> Aim:
Lines that contain the string "JSON" are to be copied; leave out all others.

> Dataset extract:
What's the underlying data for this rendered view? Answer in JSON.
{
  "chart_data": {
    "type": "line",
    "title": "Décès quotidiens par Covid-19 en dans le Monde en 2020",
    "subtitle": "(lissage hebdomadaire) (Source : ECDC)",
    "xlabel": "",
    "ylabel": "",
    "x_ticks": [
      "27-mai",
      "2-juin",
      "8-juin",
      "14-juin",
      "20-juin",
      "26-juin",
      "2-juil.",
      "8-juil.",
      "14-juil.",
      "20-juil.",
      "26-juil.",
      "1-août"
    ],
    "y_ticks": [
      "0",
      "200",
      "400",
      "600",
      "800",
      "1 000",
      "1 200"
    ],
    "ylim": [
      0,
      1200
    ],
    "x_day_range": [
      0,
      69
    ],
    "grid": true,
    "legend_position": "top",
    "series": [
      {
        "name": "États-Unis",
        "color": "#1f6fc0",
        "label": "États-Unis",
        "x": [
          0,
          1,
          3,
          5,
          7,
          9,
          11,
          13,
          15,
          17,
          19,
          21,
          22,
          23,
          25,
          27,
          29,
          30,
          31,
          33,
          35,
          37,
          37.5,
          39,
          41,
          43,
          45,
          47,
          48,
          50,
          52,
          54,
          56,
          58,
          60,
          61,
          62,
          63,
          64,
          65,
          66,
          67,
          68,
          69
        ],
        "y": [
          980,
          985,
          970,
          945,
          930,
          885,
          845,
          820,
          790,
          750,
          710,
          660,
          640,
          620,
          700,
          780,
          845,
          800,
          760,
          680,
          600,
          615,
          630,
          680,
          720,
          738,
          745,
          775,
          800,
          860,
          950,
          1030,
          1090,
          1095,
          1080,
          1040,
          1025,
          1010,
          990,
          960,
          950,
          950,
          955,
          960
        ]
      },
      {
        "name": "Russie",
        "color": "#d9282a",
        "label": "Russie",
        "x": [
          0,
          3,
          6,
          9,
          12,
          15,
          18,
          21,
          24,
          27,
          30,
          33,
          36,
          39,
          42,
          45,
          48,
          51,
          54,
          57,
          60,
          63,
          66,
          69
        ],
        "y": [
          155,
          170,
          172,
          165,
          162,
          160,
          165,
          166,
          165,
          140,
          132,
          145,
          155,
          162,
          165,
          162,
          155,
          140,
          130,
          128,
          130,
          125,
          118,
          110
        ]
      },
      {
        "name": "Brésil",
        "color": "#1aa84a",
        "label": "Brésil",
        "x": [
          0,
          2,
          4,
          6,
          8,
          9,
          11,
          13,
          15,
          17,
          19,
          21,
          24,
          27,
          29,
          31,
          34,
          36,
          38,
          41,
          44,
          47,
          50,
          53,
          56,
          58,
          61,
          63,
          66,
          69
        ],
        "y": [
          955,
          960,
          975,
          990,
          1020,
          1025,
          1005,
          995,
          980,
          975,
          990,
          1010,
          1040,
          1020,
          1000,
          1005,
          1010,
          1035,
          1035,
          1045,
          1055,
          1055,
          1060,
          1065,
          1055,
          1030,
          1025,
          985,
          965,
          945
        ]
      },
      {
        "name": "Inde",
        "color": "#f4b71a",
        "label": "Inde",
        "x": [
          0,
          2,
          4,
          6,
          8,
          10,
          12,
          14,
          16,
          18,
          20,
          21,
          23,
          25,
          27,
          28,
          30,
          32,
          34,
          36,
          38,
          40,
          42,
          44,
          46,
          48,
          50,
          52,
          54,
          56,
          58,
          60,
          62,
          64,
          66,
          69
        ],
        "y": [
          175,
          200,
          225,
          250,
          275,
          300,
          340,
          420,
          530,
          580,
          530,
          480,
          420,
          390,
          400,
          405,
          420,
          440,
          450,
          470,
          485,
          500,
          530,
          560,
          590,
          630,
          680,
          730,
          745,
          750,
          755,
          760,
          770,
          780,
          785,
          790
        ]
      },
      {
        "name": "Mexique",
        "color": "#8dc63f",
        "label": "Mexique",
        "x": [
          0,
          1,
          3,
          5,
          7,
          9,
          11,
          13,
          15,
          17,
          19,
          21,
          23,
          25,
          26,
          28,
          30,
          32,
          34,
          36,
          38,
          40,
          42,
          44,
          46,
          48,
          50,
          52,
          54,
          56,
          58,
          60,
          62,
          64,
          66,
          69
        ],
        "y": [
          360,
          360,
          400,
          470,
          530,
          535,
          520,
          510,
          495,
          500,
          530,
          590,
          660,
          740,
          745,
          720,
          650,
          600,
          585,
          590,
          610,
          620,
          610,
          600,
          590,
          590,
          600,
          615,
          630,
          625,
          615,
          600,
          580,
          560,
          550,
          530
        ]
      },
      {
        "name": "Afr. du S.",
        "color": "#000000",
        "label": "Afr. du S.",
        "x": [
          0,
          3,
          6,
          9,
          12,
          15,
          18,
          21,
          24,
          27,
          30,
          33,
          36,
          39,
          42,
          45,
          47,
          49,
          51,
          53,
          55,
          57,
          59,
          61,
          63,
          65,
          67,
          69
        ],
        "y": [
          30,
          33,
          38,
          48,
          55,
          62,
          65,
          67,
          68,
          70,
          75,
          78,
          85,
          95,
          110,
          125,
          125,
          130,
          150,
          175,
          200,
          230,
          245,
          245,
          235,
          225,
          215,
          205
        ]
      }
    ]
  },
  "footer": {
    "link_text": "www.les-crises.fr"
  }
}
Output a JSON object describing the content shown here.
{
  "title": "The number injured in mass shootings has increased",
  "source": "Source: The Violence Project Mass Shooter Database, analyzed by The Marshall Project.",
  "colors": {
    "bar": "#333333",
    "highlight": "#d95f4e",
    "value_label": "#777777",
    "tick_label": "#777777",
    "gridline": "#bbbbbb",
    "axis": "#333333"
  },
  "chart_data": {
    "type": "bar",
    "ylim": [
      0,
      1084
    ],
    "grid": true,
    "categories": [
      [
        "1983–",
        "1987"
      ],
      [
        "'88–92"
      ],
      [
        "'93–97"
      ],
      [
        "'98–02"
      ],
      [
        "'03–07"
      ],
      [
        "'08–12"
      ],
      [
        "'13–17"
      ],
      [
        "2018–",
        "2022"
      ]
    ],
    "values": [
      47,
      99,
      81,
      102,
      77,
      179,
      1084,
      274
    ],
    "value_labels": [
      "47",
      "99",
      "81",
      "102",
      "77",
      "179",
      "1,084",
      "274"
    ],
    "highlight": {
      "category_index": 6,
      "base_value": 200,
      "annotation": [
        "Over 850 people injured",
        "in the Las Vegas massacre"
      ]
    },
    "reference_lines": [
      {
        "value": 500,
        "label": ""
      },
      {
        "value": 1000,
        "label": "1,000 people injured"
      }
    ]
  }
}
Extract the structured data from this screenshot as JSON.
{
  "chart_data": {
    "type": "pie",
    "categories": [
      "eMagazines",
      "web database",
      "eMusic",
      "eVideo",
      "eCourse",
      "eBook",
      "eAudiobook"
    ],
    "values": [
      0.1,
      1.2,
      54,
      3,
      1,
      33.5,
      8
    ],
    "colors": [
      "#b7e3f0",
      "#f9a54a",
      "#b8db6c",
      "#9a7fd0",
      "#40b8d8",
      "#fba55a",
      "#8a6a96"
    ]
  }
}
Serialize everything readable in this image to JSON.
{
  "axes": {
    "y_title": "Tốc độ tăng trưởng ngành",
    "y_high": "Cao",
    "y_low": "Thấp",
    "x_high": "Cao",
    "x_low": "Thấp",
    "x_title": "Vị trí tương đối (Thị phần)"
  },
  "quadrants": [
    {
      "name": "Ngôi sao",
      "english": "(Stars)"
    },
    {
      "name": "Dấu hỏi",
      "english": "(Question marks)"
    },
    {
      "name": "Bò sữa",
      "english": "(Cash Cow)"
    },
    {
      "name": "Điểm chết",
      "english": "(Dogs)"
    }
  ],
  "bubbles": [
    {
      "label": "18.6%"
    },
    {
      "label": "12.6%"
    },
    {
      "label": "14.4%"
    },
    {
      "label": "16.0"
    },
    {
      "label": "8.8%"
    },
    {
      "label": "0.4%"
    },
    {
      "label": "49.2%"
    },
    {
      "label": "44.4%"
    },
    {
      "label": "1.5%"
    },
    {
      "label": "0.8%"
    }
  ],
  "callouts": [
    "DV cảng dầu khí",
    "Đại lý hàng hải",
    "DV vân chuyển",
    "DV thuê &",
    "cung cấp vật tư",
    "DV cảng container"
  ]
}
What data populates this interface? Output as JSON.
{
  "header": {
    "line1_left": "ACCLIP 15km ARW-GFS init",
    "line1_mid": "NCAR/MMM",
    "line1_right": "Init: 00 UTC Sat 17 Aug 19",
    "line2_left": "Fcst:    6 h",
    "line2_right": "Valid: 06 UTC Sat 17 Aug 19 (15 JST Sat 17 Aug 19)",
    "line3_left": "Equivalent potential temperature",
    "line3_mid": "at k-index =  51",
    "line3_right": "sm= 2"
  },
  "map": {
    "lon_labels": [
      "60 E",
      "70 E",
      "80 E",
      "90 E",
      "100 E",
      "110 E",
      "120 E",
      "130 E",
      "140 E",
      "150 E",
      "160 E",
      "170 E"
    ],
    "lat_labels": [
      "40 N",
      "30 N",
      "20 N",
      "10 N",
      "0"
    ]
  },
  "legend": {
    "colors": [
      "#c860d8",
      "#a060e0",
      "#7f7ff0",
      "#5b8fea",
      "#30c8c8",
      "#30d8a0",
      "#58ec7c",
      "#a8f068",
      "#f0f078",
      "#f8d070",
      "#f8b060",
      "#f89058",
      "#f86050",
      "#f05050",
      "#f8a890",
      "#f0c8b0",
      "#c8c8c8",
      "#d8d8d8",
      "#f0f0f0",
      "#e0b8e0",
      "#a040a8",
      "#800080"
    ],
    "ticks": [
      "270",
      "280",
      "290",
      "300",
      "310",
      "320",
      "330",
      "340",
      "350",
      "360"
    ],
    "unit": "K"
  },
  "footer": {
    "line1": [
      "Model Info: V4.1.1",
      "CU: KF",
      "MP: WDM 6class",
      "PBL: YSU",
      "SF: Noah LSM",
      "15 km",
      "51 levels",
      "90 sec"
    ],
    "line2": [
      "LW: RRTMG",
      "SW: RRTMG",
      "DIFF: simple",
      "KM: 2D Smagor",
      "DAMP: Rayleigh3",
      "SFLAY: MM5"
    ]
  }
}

> The solution:
What's the underlying data for this rendered view? Answer in JSON.
Output a JSON object describing the content shown here.
Extract the structured data from this screenshot as JSON.
Serialize everything readable in this image to JSON.
What data populates this interface? Output as JSON.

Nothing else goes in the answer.